Exercise brief.
From the records below, extract all the text exactly and leave the images behind.

▼

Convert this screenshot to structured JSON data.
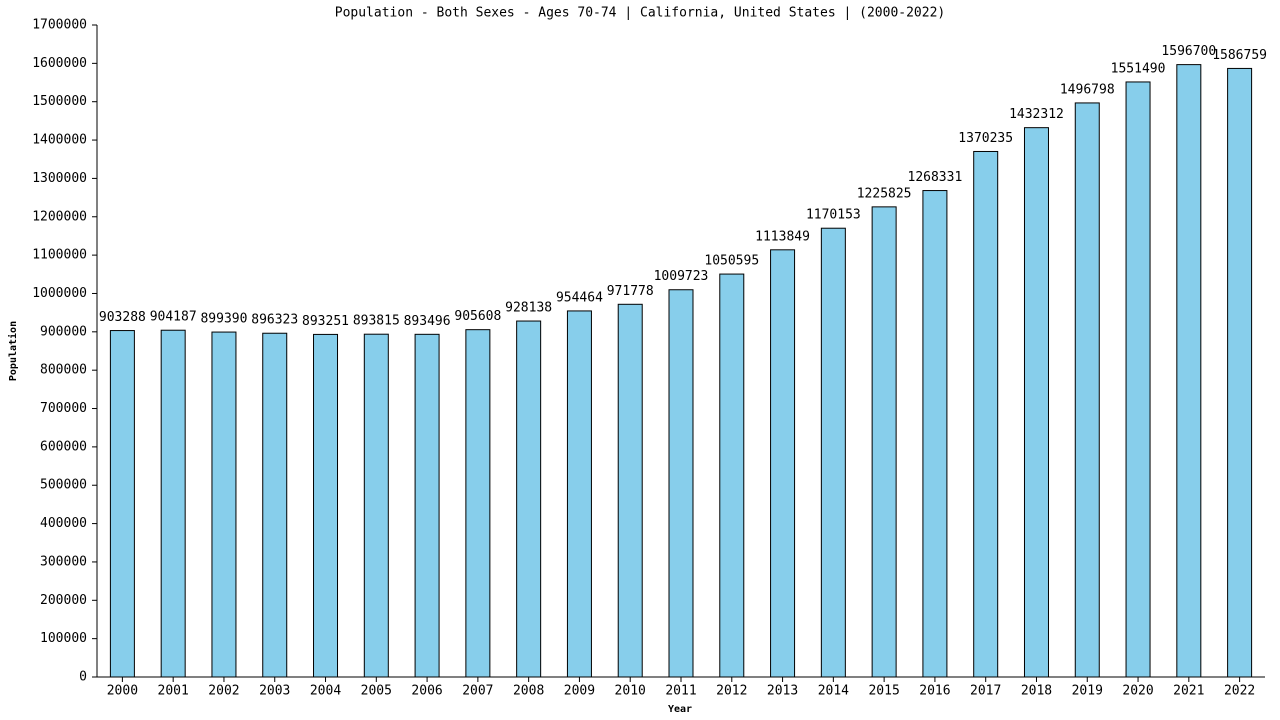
{
  "chart_data": {
    "type": "bar",
    "title": "Population - Both Sexes - Ages 70-74 | California, United States |  (2000-2022)",
    "x_label": "Year",
    "y_label": "Population",
    "categories": [
      "2000",
      "2001",
      "2002",
      "2003",
      "2004",
      "2005",
      "2006",
      "2007",
      "2008",
      "2009",
      "2010",
      "2011",
      "2012",
      "2013",
      "2014",
      "2015",
      "2016",
      "2017",
      "2018",
      "2019",
      "2020",
      "2021",
      "2022"
    ],
    "values": [
      903288,
      904187,
      899390,
      896323,
      893251,
      893815,
      893496,
      905608,
      928138,
      954464,
      971778,
      1009723,
      1050595,
      1113849,
      1170153,
      1225825,
      1268331,
      1370235,
      1432312,
      1496798,
      1551490,
      1596700,
      1586759
    ],
    "color": "#87ceeb",
    "ylim": [
      0,
      1700000
    ],
    "yticks": [
      0,
      100000,
      200000,
      300000,
      400000,
      500000,
      600000,
      700000,
      800000,
      900000,
      1000000,
      1100000,
      1200000,
      1300000,
      1400000,
      1500000,
      1600000,
      1700000
    ],
    "grid": false
  }
}
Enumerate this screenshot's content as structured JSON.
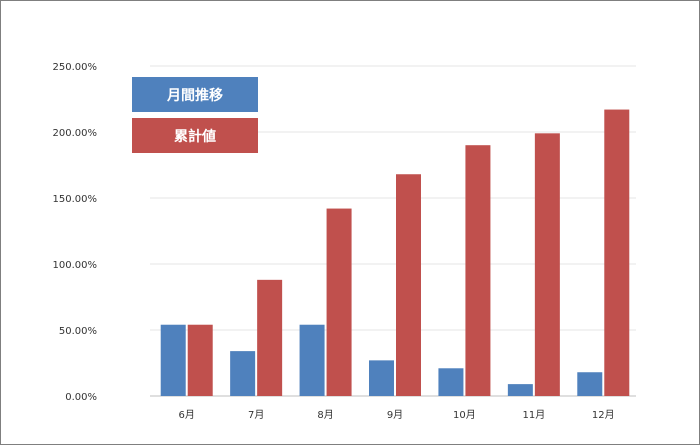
{
  "chart_data": {
    "type": "bar",
    "categories": [
      "6月",
      "7月",
      "8月",
      "9月",
      "10月",
      "11月",
      "12月"
    ],
    "series": [
      {
        "name": "月間推移",
        "color": "#4f81bd",
        "values": [
          54,
          34,
          54,
          27,
          21,
          9,
          18
        ]
      },
      {
        "name": "累計値",
        "color": "#c0504d",
        "values": [
          54,
          88,
          142,
          168,
          190,
          199,
          217
        ]
      }
    ],
    "ylim": [
      0,
      250
    ],
    "yticks": [
      "0.00%",
      "50.00%",
      "100.00%",
      "150.00%",
      "200.00%",
      "250.00%"
    ],
    "title": "",
    "xlabel": "",
    "ylabel": "",
    "grid": true,
    "legend_position": "top-left"
  }
}
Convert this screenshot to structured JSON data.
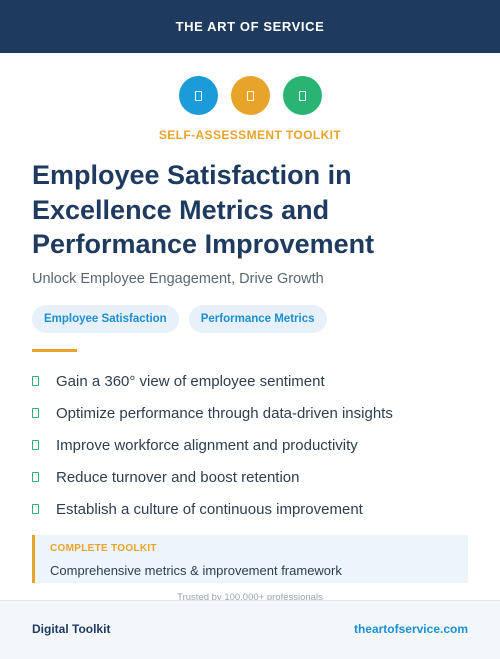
{
  "header": {
    "brand": "THE ART OF SERVICE",
    "background": "#1e3a5f"
  },
  "icons": [
    {
      "name": "icon-blue",
      "color": "#1b9bd7"
    },
    {
      "name": "icon-orange",
      "color": "#e8a32a"
    },
    {
      "name": "icon-green",
      "color": "#29b474"
    }
  ],
  "eyebrow": "SELF-ASSESSMENT TOOLKIT",
  "title": "Employee Satisfaction in Excellence Metrics and Performance Improvement",
  "subtitle": "Unlock Employee Engagement, Drive Growth",
  "tags": [
    "Employee Satisfaction",
    "Performance Metrics"
  ],
  "benefits": [
    "Gain a 360° view of employee sentiment",
    "Optimize performance through data-driven insights",
    "Improve workforce alignment and productivity",
    "Reduce turnover and boost retention",
    "Establish a culture of continuous improvement"
  ],
  "callout": {
    "label": "COMPLETE TOOLKIT",
    "text": "Comprehensive metrics & improvement framework"
  },
  "trusted": "Trusted by 100,000+ professionals",
  "footer": {
    "left": "Digital Toolkit",
    "right": "theartofservice.com"
  },
  "colors": {
    "accent": "#e8a32a",
    "link": "#1b8fd2",
    "check": "#29b474"
  }
}
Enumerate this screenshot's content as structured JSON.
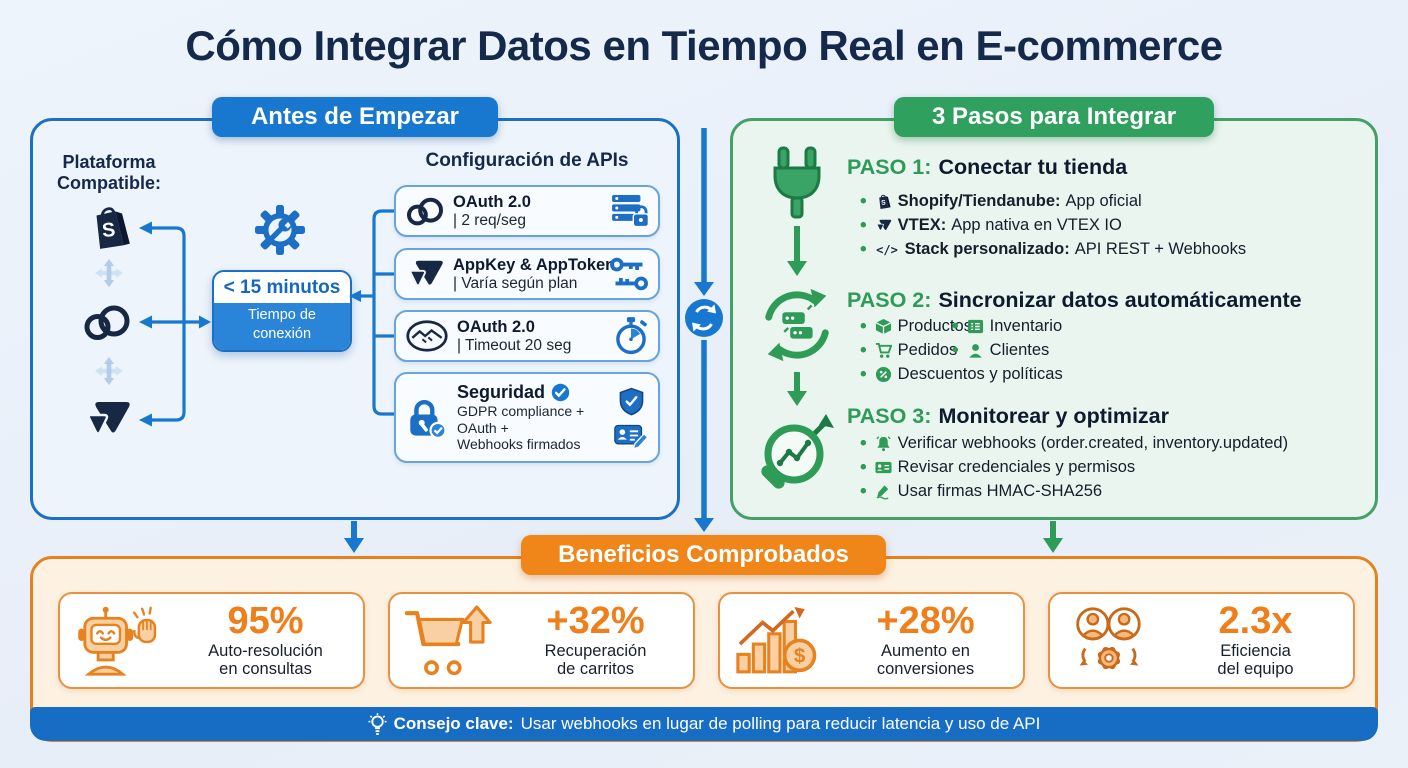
{
  "title": "Cómo Integrar Datos en Tiempo Real en E-commerce",
  "colors": {
    "blue": "#1878cf",
    "navy": "#1a2742",
    "green": "#2fa05e",
    "orange": "#f08519",
    "page_bg": "#e8eff7"
  },
  "before_panel": {
    "badge": "Antes de Empezar",
    "platform_label_line1": "Plataforma",
    "platform_label_line2": "Compatible:",
    "platform_icons": [
      "shopify-icon",
      "tiendanube-icon",
      "vtex-icon"
    ],
    "gear_icon": "gear-wrench-icon",
    "connection_box": {
      "value": "< 15 minutos",
      "label_line1": "Tiempo de",
      "label_line2": "conexión"
    },
    "api_config": {
      "heading": "Configuración de APIs",
      "rows": [
        {
          "icon": "tiendanube-icon",
          "title": "OAuth 2.0",
          "detail": "| 2 req/seg",
          "right_icon": "server-lock-icon"
        },
        {
          "icon": "vtex-icon",
          "title": "AppKey & AppToken",
          "detail": "| Varía según plan",
          "right_icon": "keys-icon"
        },
        {
          "icon": "handshake-icon",
          "title": "OAuth 2.0",
          "detail": "| Timeout 20 seg",
          "right_icon": "stopwatch-icon"
        }
      ],
      "security": {
        "icon": "lock-check-icon",
        "title": "Seguridad",
        "lines": [
          "GDPR compliance +",
          "OAuth +",
          "Webhooks firmados"
        ],
        "right_icons": [
          "shield-check-icon",
          "id-card-pen-icon"
        ]
      }
    }
  },
  "steps_panel": {
    "badge": "3 Pasos para Integrar",
    "steps": [
      {
        "label": "PASO 1:",
        "title": "Conectar tu tienda",
        "icon": "plug-icon",
        "bullets": [
          {
            "icon": "shopify-icon",
            "bold": "Shopify/Tiendanube:",
            "text": "App oficial"
          },
          {
            "icon": "vtex-icon",
            "bold": "VTEX:",
            "text": "App nativa en VTEX IO"
          },
          {
            "icon": "code-icon",
            "bold": "Stack personalizado:",
            "text": "API REST + Webhooks"
          }
        ]
      },
      {
        "label": "PASO 2:",
        "title": "Sincronizar datos automáticamente",
        "icon": "sync-icon",
        "col1": [
          {
            "icon": "package-icon",
            "text": "Productos"
          },
          {
            "icon": "cart-icon",
            "text": "Pedidos"
          },
          {
            "icon": "discount-icon",
            "text": "Descuentos y políticas"
          }
        ],
        "col2": [
          {
            "icon": "inventory-icon",
            "text": "Inventario"
          },
          {
            "icon": "customer-icon",
            "text": "Clientes"
          }
        ]
      },
      {
        "label": "PASO 3:",
        "title": "Monitorear y optimizar",
        "icon": "magnifier-chart-icon",
        "bullets": [
          {
            "icon": "bell-icon",
            "text": "Verificar webhooks (order.created, inventory.updated)"
          },
          {
            "icon": "credentials-icon",
            "text": "Revisar credenciales y permisos"
          },
          {
            "icon": "signature-icon",
            "text": "Usar firmas HMAC-SHA256"
          }
        ]
      }
    ]
  },
  "benefits_panel": {
    "badge": "Beneficios Comprobados",
    "cards": [
      {
        "icon": "robot-icon",
        "value": "95%",
        "label_line1": "Auto-resolución",
        "label_line2": "en consultas"
      },
      {
        "icon": "cart-up-icon",
        "value": "+32%",
        "label_line1": "Recuperación",
        "label_line2": "de carritos"
      },
      {
        "icon": "growth-dollar-icon",
        "value": "+28%",
        "label_line1": "Aumento en",
        "label_line2": "conversiones"
      },
      {
        "icon": "team-gear-icon",
        "value": "2.3x",
        "label_line1": "Eficiencia",
        "label_line2": "del equipo"
      }
    ],
    "tip": {
      "icon": "lightbulb-icon",
      "bold": "Consejo clave:",
      "text": "Usar webhooks en lugar de polling para reducir latencia y uso de API"
    }
  }
}
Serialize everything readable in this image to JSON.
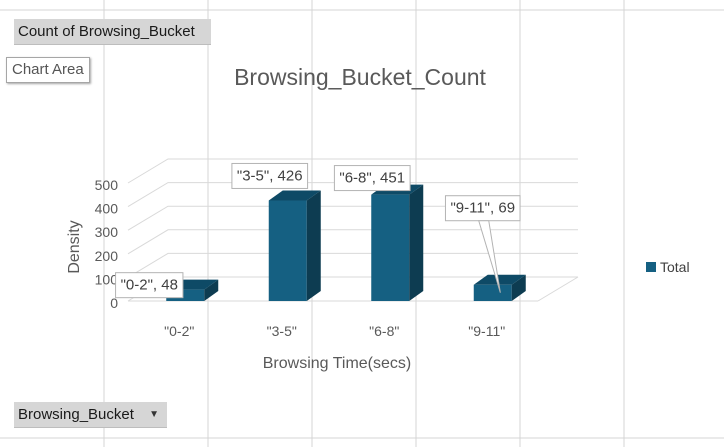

▲

Result of this exercise.
Convert this screenshot to structured JSON data.
{
  "chart_data": {
    "type": "bar",
    "title": "Population - Both Sexes - Ages 70-74 | California, United States |  (2000-2022)",
    "x_label": "Year",
    "y_label": "Population",
    "categories": [
      "2000",
      "2001",
      "2002",
      "2003",
      "2004",
      "2005",
      "2006",
      "2007",
      "2008",
      "2009",
      "2010",
      "2011",
      "2012",
      "2013",
      "2014",
      "2015",
      "2016",
      "2017",
      "2018",
      "2019",
      "2020",
      "2021",
      "2022"
    ],
    "values": [
      903288,
      904187,
      899390,
      896323,
      893251,
      893815,
      893496,
      905608,
      928138,
      954464,
      971778,
      1009723,
      1050595,
      1113849,
      1170153,
      1225825,
      1268331,
      1370235,
      1432312,
      1496798,
      1551490,
      1596700,
      1586759
    ],
    "color": "#87ceeb",
    "ylim": [
      0,
      1700000
    ],
    "yticks": [
      0,
      100000,
      200000,
      300000,
      400000,
      500000,
      600000,
      700000,
      800000,
      900000,
      1000000,
      1100000,
      1200000,
      1300000,
      1400000,
      1500000,
      1600000,
      1700000
    ],
    "grid": false
  }
}
Enumerate this screenshot's content as structured JSON.
{
  "chart_data": {
    "type": "bar",
    "categories": [
      "6月",
      "7月",
      "8月",
      "9月",
      "10月",
      "11月",
      "12月"
    ],
    "series": [
      {
        "name": "月間推移",
        "color": "#4f81bd",
        "values": [
          54,
          34,
          54,
          27,
          21,
          9,
          18
        ]
      },
      {
        "name": "累計値",
        "color": "#c0504d",
        "values": [
          54,
          88,
          142,
          168,
          190,
          199,
          217
        ]
      }
    ],
    "ylim": [
      0,
      250
    ],
    "yticks": [
      "0.00%",
      "50.00%",
      "100.00%",
      "150.00%",
      "200.00%",
      "250.00%"
    ],
    "title": "",
    "xlabel": "",
    "ylabel": "",
    "grid": true,
    "legend_position": "top-left"
  }
}
Convert this screenshot to structured JSON data.
{
  "header": {
    "brand": "THE ART OF SERVICE",
    "background": "#1e3a5f"
  },
  "icons": [
    {
      "name": "icon-blue",
      "color": "#1b9bd7"
    },
    {
      "name": "icon-orange",
      "color": "#e8a32a"
    },
    {
      "name": "icon-green",
      "color": "#29b474"
    }
  ],
  "eyebrow": "SELF-ASSESSMENT TOOLKIT",
  "title": "Employee Satisfaction in Excellence Metrics and Performance Improvement",
  "subtitle": "Unlock Employee Engagement, Drive Growth",
  "tags": [
    "Employee Satisfaction",
    "Performance Metrics"
  ],
  "benefits": [
    "Gain a 360° view of employee sentiment",
    "Optimize performance through data-driven insights",
    "Improve workforce alignment and productivity",
    "Reduce turnover and boost retention",
    "Establish a culture of continuous improvement"
  ],
  "callout": {
    "label": "COMPLETE TOOLKIT",
    "text": "Comprehensive metrics & improvement framework"
  },
  "trusted": "Trusted by 100,000+ professionals",
  "footer": {
    "left": "Digital Toolkit",
    "right": "theartofservice.com"
  },
  "colors": {
    "accent": "#e8a32a",
    "link": "#1b8fd2",
    "check": "#29b474"
  }
}
Enumerate this screenshot's content as structured JSON.
{
  "title": "Cómo Integrar Datos en Tiempo Real en E-commerce",
  "colors": {
    "blue": "#1878cf",
    "navy": "#1a2742",
    "green": "#2fa05e",
    "orange": "#f08519",
    "page_bg": "#e8eff7"
  },
  "before_panel": {
    "badge": "Antes de Empezar",
    "platform_label_line1": "Plataforma",
    "platform_label_line2": "Compatible:",
    "platform_icons": [
      "shopify-icon",
      "tiendanube-icon",
      "vtex-icon"
    ],
    "gear_icon": "gear-wrench-icon",
    "connection_box": {
      "value": "< 15 minutos",
      "label_line1": "Tiempo de",
      "label_line2": "conexión"
    },
    "api_config": {
      "heading": "Configuración de APIs",
      "rows": [
        {
          "icon": "tiendanube-icon",
          "title": "OAuth 2.0",
          "detail": "| 2 req/seg",
          "right_icon": "server-lock-icon"
        },
        {
          "icon": "vtex-icon",
          "title": "AppKey & AppToken",
          "detail": "| Varía según plan",
          "right_icon": "keys-icon"
        },
        {
          "icon": "handshake-icon",
          "title": "OAuth 2.0",
          "detail": "| Timeout 20 seg",
          "right_icon": "stopwatch-icon"
        }
      ],
      "security": {
        "icon": "lock-check-icon",
        "title": "Seguridad",
        "lines": [
          "GDPR compliance +",
          "OAuth +",
          "Webhooks firmados"
        ],
        "right_icons": [
          "shield-check-icon",
          "id-card-pen-icon"
        ]
      }
    }
  },
  "steps_panel": {
    "badge": "3 Pasos para Integrar",
    "steps": [
      {
        "label": "PASO 1:",
        "title": "Conectar tu tienda",
        "icon": "plug-icon",
        "bullets": [
          {
            "icon": "shopify-icon",
            "bold": "Shopify/Tiendanube:",
            "text": "App oficial"
          },
          {
            "icon": "vtex-icon",
            "bold": "VTEX:",
            "text": "App nativa en VTEX IO"
          },
          {
            "icon": "code-icon",
            "bold": "Stack personalizado:",
            "text": "API REST + Webhooks"
          }
        ]
      },
      {
        "label": "PASO 2:",
        "title": "Sincronizar datos automáticamente",
        "icon": "sync-icon",
        "col1": [
          {
            "icon": "package-icon",
            "text": "Productos"
          },
          {
            "icon": "cart-icon",
            "text": "Pedidos"
          },
          {
            "icon": "discount-icon",
            "text": "Descuentos y políticas"
          }
        ],
        "col2": [
          {
            "icon": "inventory-icon",
            "text": "Inventario"
          },
          {
            "icon": "customer-icon",
            "text": "Clientes"
          }
        ]
      },
      {
        "label": "PASO 3:",
        "title": "Monitorear y optimizar",
        "icon": "magnifier-chart-icon",
        "bullets": [
          {
            "icon": "bell-icon",
            "text": "Verificar webhooks (order.created, inventory.updated)"
          },
          {
            "icon": "credentials-icon",
            "text": "Revisar credenciales y permisos"
          },
          {
            "icon": "signature-icon",
            "text": "Usar firmas HMAC-SHA256"
          }
        ]
      }
    ]
  },
  "benefits_panel": {
    "badge": "Beneficios Comprobados",
    "cards": [
      {
        "icon": "robot-icon",
        "value": "95%",
        "label_line1": "Auto-resolución",
        "label_line2": "en consultas"
      },
      {
        "icon": "cart-up-icon",
        "value": "+32%",
        "label_line1": "Recuperación",
        "label_line2": "de carritos"
      },
      {
        "icon": "growth-dollar-icon",
        "value": "+28%",
        "label_line1": "Aumento en",
        "label_line2": "conversiones"
      },
      {
        "icon": "team-gear-icon",
        "value": "2.3x",
        "label_line1": "Eficiencia",
        "label_line2": "del equipo"
      }
    ],
    "tip": {
      "icon": "lightbulb-icon",
      "bold": "Consejo clave:",
      "text": "Usar webhooks en lugar de polling para reducir latencia y uso de API"
    }
  }
}
Serialize everything readable in this image to JSON.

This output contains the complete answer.